(Spatial annotation entries)
• • • •
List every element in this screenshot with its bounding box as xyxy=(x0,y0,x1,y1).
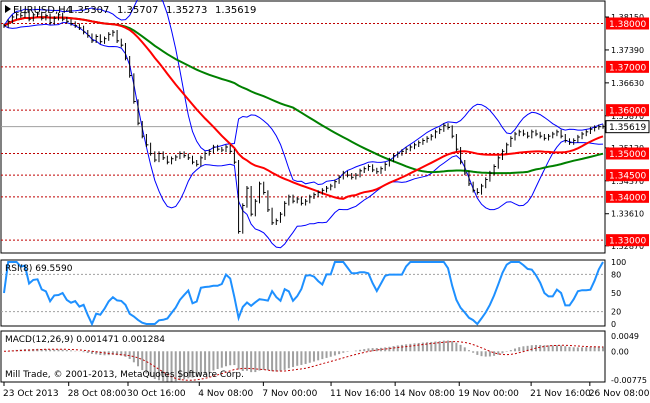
price-tick-label: 1.35870 xyxy=(611,112,644,121)
price-level-tag-label: 1.38000 xyxy=(609,20,646,30)
macd-label: MACD(12,26,9) 0.001471 0.001284 xyxy=(5,335,165,345)
macd-tick-label: -0.00775 xyxy=(611,376,647,385)
price-level-tag-label: 1.35000 xyxy=(609,150,646,160)
macd-signal-line xyxy=(3,341,604,381)
current-price-tag-label: 1.35619 xyxy=(609,123,646,133)
price-tick-label: 1.32870 xyxy=(611,242,644,251)
price-level-tag-label: 1.34000 xyxy=(609,193,646,203)
macd-tick-label: 0.0049 xyxy=(611,332,639,341)
rsi-axis[interactable]: 100 80 50 20 0 xyxy=(611,258,626,329)
bollinger-lower-line xyxy=(3,22,604,249)
header-close: 1.35619 xyxy=(215,5,256,16)
rsi-panel-frame xyxy=(0,259,606,327)
header-high: 1.35707 xyxy=(117,5,158,16)
price-panel[interactable]: EURUSD,H4 1.35307 1.35707 1.35273 1.3561… xyxy=(0,0,606,254)
rsi-tick-label: 80 xyxy=(611,270,621,279)
price-tick-label: 1.33610 xyxy=(611,210,644,219)
time-tick-label: 7 Nov 00:00 xyxy=(262,389,317,399)
price-series xyxy=(3,10,605,234)
macd-tick-label: 0.00 xyxy=(611,347,629,356)
price-level-tag-label: 1.37000 xyxy=(609,63,646,73)
price-tick-label: 1.37390 xyxy=(611,46,644,55)
current-price-tag xyxy=(605,120,650,134)
time-tick-label: 23 Oct 2013 xyxy=(3,389,59,399)
price-level-tag-label: 1.36000 xyxy=(609,107,646,117)
price-level-tag xyxy=(606,190,649,203)
price-level-tag xyxy=(606,147,649,160)
moving-averages xyxy=(3,16,604,200)
copyright-text: Mill Trade, © 2001-2013, MetaQuotes Soft… xyxy=(5,370,244,380)
time-tick-label: 4 Nov 08:00 xyxy=(198,389,253,399)
header-low: 1.35273 xyxy=(166,5,207,16)
time-axis[interactable]: 23 Oct 2013 28 Oct 08:00 30 Oct 16:00 4 Nov… xyxy=(1,381,650,399)
bollinger-upper-line xyxy=(3,0,604,186)
rsi-label: RSI(8) 69.5590 xyxy=(5,264,73,274)
time-tick-label: 19 Nov 00:00 xyxy=(458,389,519,399)
header-symbol: EURUSD,H4 xyxy=(13,5,72,16)
macd-panel[interactable]: MACD(12,26,9) 0.001471 0.001284 Mill Tra… xyxy=(0,330,606,383)
ma-fast-line xyxy=(3,16,604,200)
price-level-tag xyxy=(606,104,649,117)
time-tick-label: 21 Nov 16:00 xyxy=(530,389,591,399)
time-tick-label: 30 Oct 16:00 xyxy=(127,389,186,399)
header-open: 1.35307 xyxy=(68,5,109,16)
time-tick-label: 11 Nov 16:00 xyxy=(330,389,391,399)
macd-axis[interactable]: 0.0049 0.00 -0.00775 xyxy=(611,332,647,385)
price-level-tag xyxy=(606,60,649,73)
rsi-panel[interactable]: RSI(8) 69.5590 xyxy=(0,259,606,327)
price-header: EURUSD,H4 1.35307 1.35707 1.35273 1.3561… xyxy=(5,5,256,16)
price-level-tag-label: 1.33000 xyxy=(609,237,646,247)
time-tick-label: 28 Oct 08:00 xyxy=(68,389,127,399)
symbol-marker-icon xyxy=(5,5,11,13)
price-tick-label: 1.34370 xyxy=(611,177,644,186)
rsi-tick-label: 0 xyxy=(611,320,616,329)
rsi-series xyxy=(1,261,605,327)
price-level-tag xyxy=(606,17,649,30)
price-axis[interactable]: 1.381501.373901.366301.358701.351301.343… xyxy=(605,13,650,251)
price-level-tag xyxy=(606,234,649,247)
price-level-tag xyxy=(606,169,649,182)
time-tick-label: 14 Nov 08:00 xyxy=(394,389,455,399)
rsi-line xyxy=(3,261,604,327)
bollinger-bands xyxy=(3,0,604,249)
time-tick-label: 26 Nov 08:00 xyxy=(589,389,650,399)
rsi-tick-label: 50 xyxy=(611,289,621,298)
price-level-tag-label: 1.34500 xyxy=(609,172,646,182)
price-tick-label: 1.36630 xyxy=(611,79,644,88)
rsi-tick-label: 20 xyxy=(611,308,621,317)
macd-series xyxy=(3,340,604,382)
rsi-tick-label: 100 xyxy=(611,258,626,267)
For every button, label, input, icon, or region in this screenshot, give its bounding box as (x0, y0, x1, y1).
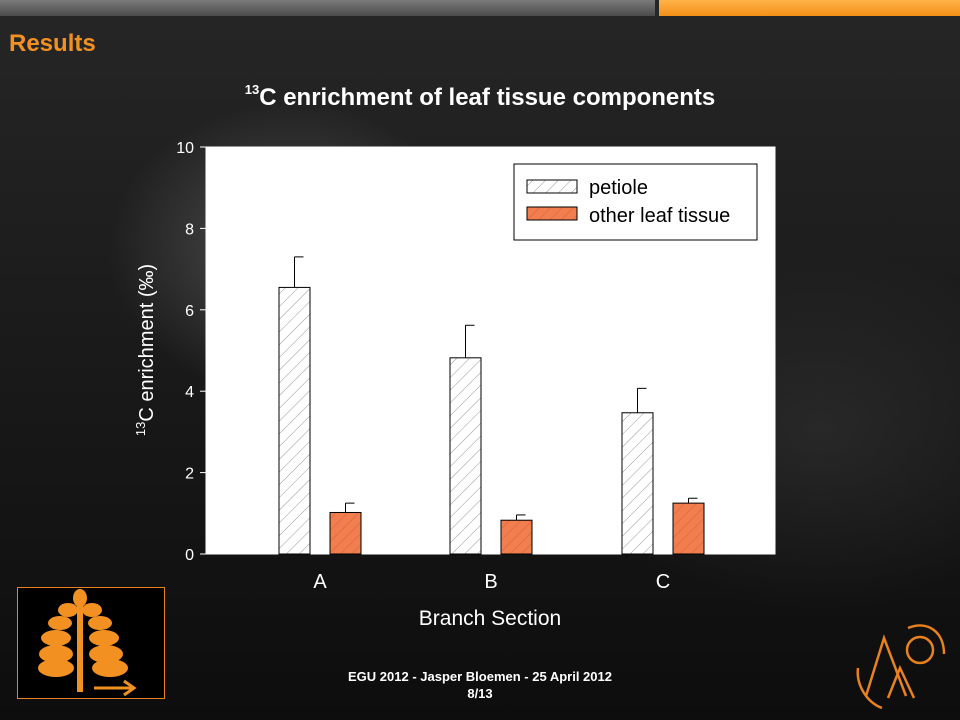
tree-logo (17, 587, 165, 699)
legend-label-petiole: petiole (589, 177, 648, 199)
legend-label-other: other leaf tissue (589, 205, 730, 227)
tree-diagram-icon (38, 589, 137, 697)
chart-title-text: C enrichment of leaf tissue components (259, 84, 716, 111)
top-bar-gray (0, 0, 655, 16)
legend-swatch-petiole (526, 179, 578, 194)
y-tick-label: 10 (176, 140, 194, 157)
slide-number: 8/13 (467, 686, 493, 701)
y-axis-label-superscript: 13 (133, 422, 148, 436)
bars (278, 286, 705, 555)
legend-swatch-other (526, 206, 578, 221)
x-axis-label: Branch Section (419, 607, 561, 630)
y-axis: 0 2 4 6 8 10 (176, 140, 206, 564)
x-tick-label-B: B (484, 571, 497, 593)
x-tick-label-A: A (313, 571, 327, 593)
bar-petiole-A (278, 286, 311, 555)
y-axis-label: 13C enrichment (‰) (133, 264, 158, 436)
footer: EGU 2012 - Jasper Bloemen - 25 April 201… (300, 668, 660, 702)
bar-other-leaf-tissue-A (329, 511, 362, 555)
x-tick-label-C: C (656, 571, 670, 593)
bar-petiole-B (449, 357, 482, 555)
y-tick-label: 6 (185, 303, 194, 320)
y-tick-label: 8 (185, 221, 194, 238)
error-bars (294, 256, 698, 521)
ghent-university-logo (856, 624, 946, 710)
bar-other-leaf-tissue-B (500, 519, 533, 555)
top-bar-orange (659, 0, 960, 16)
y-tick-label: 2 (185, 466, 194, 483)
legend-box (513, 163, 758, 241)
arrow-right-icon (94, 679, 137, 697)
legend: petiole other leaf tissue (513, 163, 758, 241)
bar-petiole-C (621, 412, 654, 555)
section-title: Results (9, 30, 96, 57)
chart-title-superscript: 13 (244, 82, 260, 97)
y-tick-label: 4 (185, 384, 194, 401)
bar-other-leaf-tissue-C (672, 502, 705, 555)
x-axis: A B C (313, 571, 670, 593)
y-axis-label-text: C enrichment (‰) (136, 264, 158, 422)
footer-line1: EGU 2012 - Jasper Bloemen - 25 April 201… (348, 669, 612, 684)
y-tick-label: 0 (185, 547, 194, 564)
chart-title: 13C enrichment of leaf tissue components (0, 82, 960, 112)
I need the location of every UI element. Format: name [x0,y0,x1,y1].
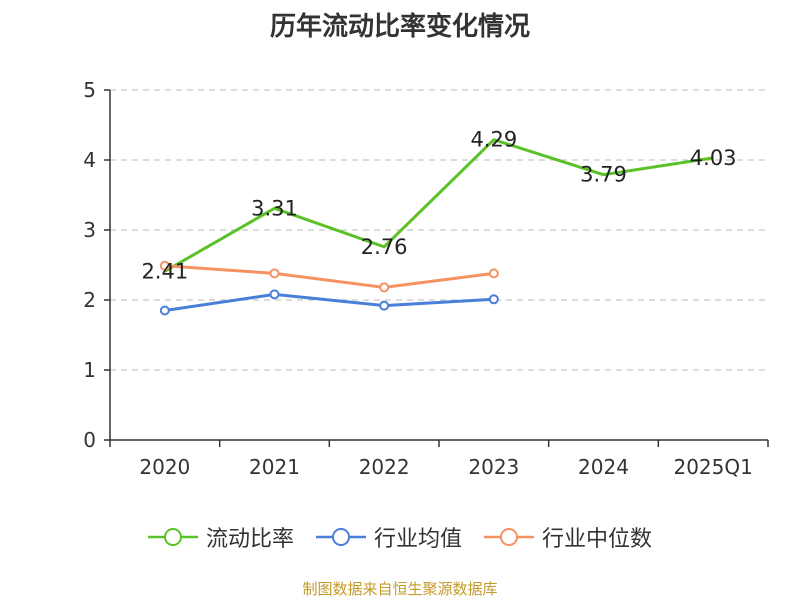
legend: 流动比率 行业均值 行业中位数 [0,520,800,554]
y-tick-label: 0 [83,428,96,452]
data-label: 4.29 [470,128,517,152]
legend-industry-mean-label: 行业均值 [373,527,462,552]
x-tick-label: 2023 [468,455,519,479]
legend-industry-median-icon [484,528,534,546]
y-tick-label: 1 [83,358,96,382]
data-point[interactable] [488,268,499,279]
series-line-2 [164,264,495,289]
data-point[interactable] [379,300,390,311]
x-tick-label: 2024 [578,455,629,479]
legend-current-ratio-icon [147,528,198,546]
data-point[interactable] [269,268,280,279]
chart-title: 历年流动比率变化情况 [269,12,530,42]
data-label: 2.76 [361,235,408,259]
y-tick-label: 5 [83,78,96,102]
x-tick-label: 2025Q1 [673,455,752,479]
legend-item-industry-mean[interactable]: 行业均值 [315,521,462,553]
source-note: 制图数据来自恒生聚源数据库 [302,580,498,598]
data-label: 3.79 [580,163,627,187]
data-point[interactable] [159,260,170,271]
series-line-0 [164,138,714,273]
series-line-1 [164,292,494,312]
legend-current-ratio-label: 流动比率 [205,527,294,552]
legend-industry-mean-icon [315,528,366,546]
legend-item-current-ratio[interactable]: 流动比率 [147,521,294,553]
y-tick-label: 2 [83,288,96,312]
x-tick-label: 2022 [359,455,410,479]
data-point[interactable] [269,289,280,300]
data-label: 3.31 [251,196,298,220]
data-point[interactable] [159,305,170,316]
data-point[interactable] [379,282,390,293]
x-tick-label: 2020 [139,455,190,479]
data-point[interactable] [488,294,499,305]
y-tick-label: 3 [83,218,96,242]
legend-item-industry-median[interactable]: 行业中位数 [484,521,652,553]
legend-industry-median-label: 行业中位数 [542,527,653,552]
x-tick-label: 2021 [249,455,300,479]
y-tick-label: 4 [83,148,96,172]
data-label: 2.41 [141,259,188,283]
data-label: 4.03 [690,146,737,170]
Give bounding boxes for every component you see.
• • • •
Set problem: Duplicate the rows above, starting at the line containing "price-tick-label: 1.35870 xyxy=(611,112,644,121)" and ending at the line containing "price-level-tag-label: 1.34000 xyxy=(609,193,646,203)", both included.

Problem solution:
price-tick-label: 1.35870 xyxy=(611,112,644,121)
price-level-tag-label: 1.38000 xyxy=(609,20,646,30)
macd-label: MACD(12,26,9) 0.001471 0.001284 xyxy=(5,335,165,345)
macd-tick-label: -0.00775 xyxy=(611,376,647,385)
price-level-tag-label: 1.35000 xyxy=(609,150,646,160)
macd-signal-line xyxy=(3,341,604,381)
current-price-tag-label: 1.35619 xyxy=(609,123,646,133)
price-tick-label: 1.32870 xyxy=(611,242,644,251)
price-level-tag-label: 1.34000 xyxy=(609,193,646,203)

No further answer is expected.